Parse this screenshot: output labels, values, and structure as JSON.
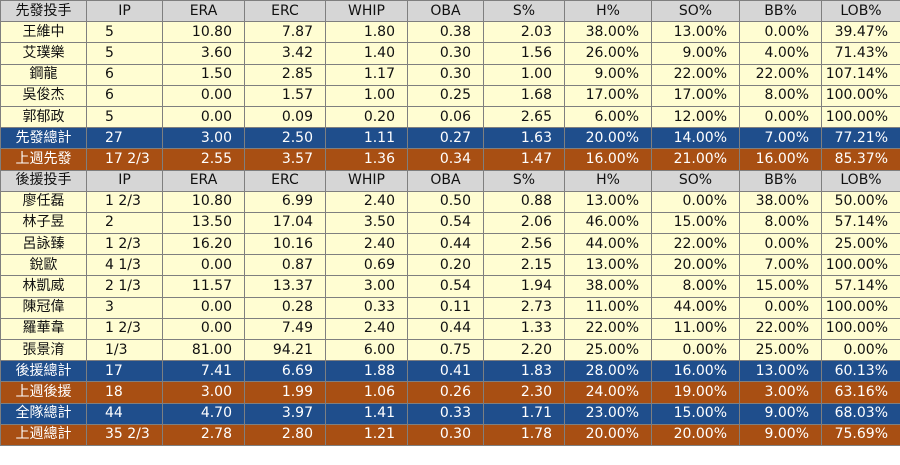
{
  "starters": {
    "headers": [
      "先發投手",
      "IP",
      "ERA",
      "ERC",
      "WHIP",
      "OBA",
      "S%",
      "H%",
      "SO%",
      "BB%",
      "LOB%"
    ],
    "rows": [
      [
        "王維中",
        "5",
        "10.80",
        "7.87",
        "1.80",
        "0.38",
        "2.03",
        "38.00%",
        "13.00%",
        "0.00%",
        "39.47%"
      ],
      [
        "艾璞樂",
        "5",
        "3.60",
        "3.42",
        "1.40",
        "0.30",
        "1.56",
        "26.00%",
        "9.00%",
        "4.00%",
        "71.43%"
      ],
      [
        "鋼龍",
        "6",
        "1.50",
        "2.85",
        "1.17",
        "0.30",
        "1.00",
        "9.00%",
        "22.00%",
        "22.00%",
        "107.14%"
      ],
      [
        "吳俊杰",
        "6",
        "0.00",
        "1.57",
        "1.00",
        "0.25",
        "1.68",
        "17.00%",
        "17.00%",
        "8.00%",
        "100.00%"
      ],
      [
        "郭郁政",
        "5",
        "0.00",
        "0.09",
        "0.20",
        "0.06",
        "2.65",
        "6.00%",
        "12.00%",
        "0.00%",
        "100.00%"
      ]
    ],
    "total": [
      "先發總計",
      "27",
      "3.00",
      "2.50",
      "1.11",
      "0.27",
      "1.63",
      "20.00%",
      "14.00%",
      "7.00%",
      "77.21%"
    ],
    "last_week": [
      "上週先發",
      "17 2/3",
      "2.55",
      "3.57",
      "1.36",
      "0.34",
      "1.47",
      "16.00%",
      "21.00%",
      "16.00%",
      "85.37%"
    ]
  },
  "relievers": {
    "headers": [
      "後援投手",
      "IP",
      "ERA",
      "ERC",
      "WHIP",
      "OBA",
      "S%",
      "H%",
      "SO%",
      "BB%",
      "LOB%"
    ],
    "rows": [
      [
        "廖任磊",
        "1 2/3",
        "10.80",
        "6.99",
        "2.40",
        "0.50",
        "0.88",
        "13.00%",
        "0.00%",
        "38.00%",
        "50.00%"
      ],
      [
        "林子昱",
        "2",
        "13.50",
        "17.04",
        "3.50",
        "0.54",
        "2.06",
        "46.00%",
        "15.00%",
        "8.00%",
        "57.14%"
      ],
      [
        "呂詠臻",
        "1 2/3",
        "16.20",
        "10.16",
        "2.40",
        "0.44",
        "2.56",
        "44.00%",
        "22.00%",
        "0.00%",
        "25.00%"
      ],
      [
        "銳歐",
        "4 1/3",
        "0.00",
        "0.87",
        "0.69",
        "0.20",
        "2.15",
        "13.00%",
        "20.00%",
        "7.00%",
        "100.00%"
      ],
      [
        "林凱威",
        "2 1/3",
        "11.57",
        "13.37",
        "3.00",
        "0.54",
        "1.94",
        "38.00%",
        "8.00%",
        "15.00%",
        "57.14%"
      ],
      [
        "陳冠偉",
        "3",
        "0.00",
        "0.28",
        "0.33",
        "0.11",
        "2.73",
        "11.00%",
        "44.00%",
        "0.00%",
        "100.00%"
      ],
      [
        "羅華韋",
        "1 2/3",
        "0.00",
        "7.49",
        "2.40",
        "0.44",
        "1.33",
        "22.00%",
        "11.00%",
        "22.00%",
        "100.00%"
      ],
      [
        "張景淯",
        "1/3",
        "81.00",
        "94.21",
        "6.00",
        "0.75",
        "2.20",
        "25.00%",
        "0.00%",
        "25.00%",
        "0.00%"
      ]
    ],
    "total": [
      "後援總計",
      "17",
      "7.41",
      "6.69",
      "1.88",
      "0.41",
      "1.83",
      "28.00%",
      "16.00%",
      "13.00%",
      "60.13%"
    ],
    "last_week": [
      "上週後援",
      "18",
      "3.00",
      "1.99",
      "1.06",
      "0.26",
      "2.30",
      "24.00%",
      "19.00%",
      "3.00%",
      "63.16%"
    ]
  },
  "team_total": [
    "全隊總計",
    "44",
    "4.70",
    "3.97",
    "1.41",
    "0.33",
    "1.71",
    "23.00%",
    "15.00%",
    "9.00%",
    "68.03%"
  ],
  "team_last_week": [
    "上週總計",
    "35 2/3",
    "2.78",
    "2.80",
    "1.21",
    "0.30",
    "1.78",
    "20.00%",
    "20.00%",
    "9.00%",
    "75.69%"
  ],
  "colors": {
    "header_bg": "#d6d6d6",
    "row_bg": "#fffdd2",
    "total_bg": "#1f4e8c",
    "last_week_bg": "#a84f13",
    "border": "#7f7f7f"
  }
}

* **PROBLEM**: Restate the records word for word, omitting images.

* **EXERCISE SOLUTION**:
Parse this screenshot: output labels, values, and structure as JSON.
{
  "starters": {
    "headers": [
      "先發投手",
      "IP",
      "ERA",
      "ERC",
      "WHIP",
      "OBA",
      "S%",
      "H%",
      "SO%",
      "BB%",
      "LOB%"
    ],
    "rows": [
      [
        "王維中",
        "5",
        "10.80",
        "7.87",
        "1.80",
        "0.38",
        "2.03",
        "38.00%",
        "13.00%",
        "0.00%",
        "39.47%"
      ],
      [
        "艾璞樂",
        "5",
        "3.60",
        "3.42",
        "1.40",
        "0.30",
        "1.56",
        "26.00%",
        "9.00%",
        "4.00%",
        "71.43%"
      ],
      [
        "鋼龍",
        "6",
        "1.50",
        "2.85",
        "1.17",
        "0.30",
        "1.00",
        "9.00%",
        "22.00%",
        "22.00%",
        "107.14%"
      ],
      [
        "吳俊杰",
        "6",
        "0.00",
        "1.57",
        "1.00",
        "0.25",
        "1.68",
        "17.00%",
        "17.00%",
        "8.00%",
        "100.00%"
      ],
      [
        "郭郁政",
        "5",
        "0.00",
        "0.09",
        "0.20",
        "0.06",
        "2.65",
        "6.00%",
        "12.00%",
        "0.00%",
        "100.00%"
      ]
    ],
    "total": [
      "先發總計",
      "27",
      "3.00",
      "2.50",
      "1.11",
      "0.27",
      "1.63",
      "20.00%",
      "14.00%",
      "7.00%",
      "77.21%"
    ],
    "last_week": [
      "上週先發",
      "17 2/3",
      "2.55",
      "3.57",
      "1.36",
      "0.34",
      "1.47",
      "16.00%",
      "21.00%",
      "16.00%",
      "85.37%"
    ]
  },
  "relievers": {
    "headers": [
      "後援投手",
      "IP",
      "ERA",
      "ERC",
      "WHIP",
      "OBA",
      "S%",
      "H%",
      "SO%",
      "BB%",
      "LOB%"
    ],
    "rows": [
      [
        "廖任磊",
        "1 2/3",
        "10.80",
        "6.99",
        "2.40",
        "0.50",
        "0.88",
        "13.00%",
        "0.00%",
        "38.00%",
        "50.00%"
      ],
      [
        "林子昱",
        "2",
        "13.50",
        "17.04",
        "3.50",
        "0.54",
        "2.06",
        "46.00%",
        "15.00%",
        "8.00%",
        "57.14%"
      ],
      [
        "呂詠臻",
        "1 2/3",
        "16.20",
        "10.16",
        "2.40",
        "0.44",
        "2.56",
        "44.00%",
        "22.00%",
        "0.00%",
        "25.00%"
      ],
      [
        "銳歐",
        "4 1/3",
        "0.00",
        "0.87",
        "0.69",
        "0.20",
        "2.15",
        "13.00%",
        "20.00%",
        "7.00%",
        "100.00%"
      ],
      [
        "林凱威",
        "2 1/3",
        "11.57",
        "13.37",
        "3.00",
        "0.54",
        "1.94",
        "38.00%",
        "8.00%",
        "15.00%",
        "57.14%"
      ],
      [
        "陳冠偉",
        "3",
        "0.00",
        "0.28",
        "0.33",
        "0.11",
        "2.73",
        "11.00%",
        "44.00%",
        "0.00%",
        "100.00%"
      ],
      [
        "羅華韋",
        "1 2/3",
        "0.00",
        "7.49",
        "2.40",
        "0.44",
        "1.33",
        "22.00%",
        "11.00%",
        "22.00%",
        "100.00%"
      ],
      [
        "張景淯",
        "1/3",
        "81.00",
        "94.21",
        "6.00",
        "0.75",
        "2.20",
        "25.00%",
        "0.00%",
        "25.00%",
        "0.00%"
      ]
    ],
    "total": [
      "後援總計",
      "17",
      "7.41",
      "6.69",
      "1.88",
      "0.41",
      "1.83",
      "28.00%",
      "16.00%",
      "13.00%",
      "60.13%"
    ],
    "last_week": [
      "上週後援",
      "18",
      "3.00",
      "1.99",
      "1.06",
      "0.26",
      "2.30",
      "24.00%",
      "19.00%",
      "3.00%",
      "63.16%"
    ]
  },
  "team_total": [
    "全隊總計",
    "44",
    "4.70",
    "3.97",
    "1.41",
    "0.33",
    "1.71",
    "23.00%",
    "15.00%",
    "9.00%",
    "68.03%"
  ],
  "team_last_week": [
    "上週總計",
    "35 2/3",
    "2.78",
    "2.80",
    "1.21",
    "0.30",
    "1.78",
    "20.00%",
    "20.00%",
    "9.00%",
    "75.69%"
  ],
  "colors": {
    "header_bg": "#d6d6d6",
    "row_bg": "#fffdd2",
    "total_bg": "#1f4e8c",
    "last_week_bg": "#a84f13",
    "border": "#7f7f7f"
  }
}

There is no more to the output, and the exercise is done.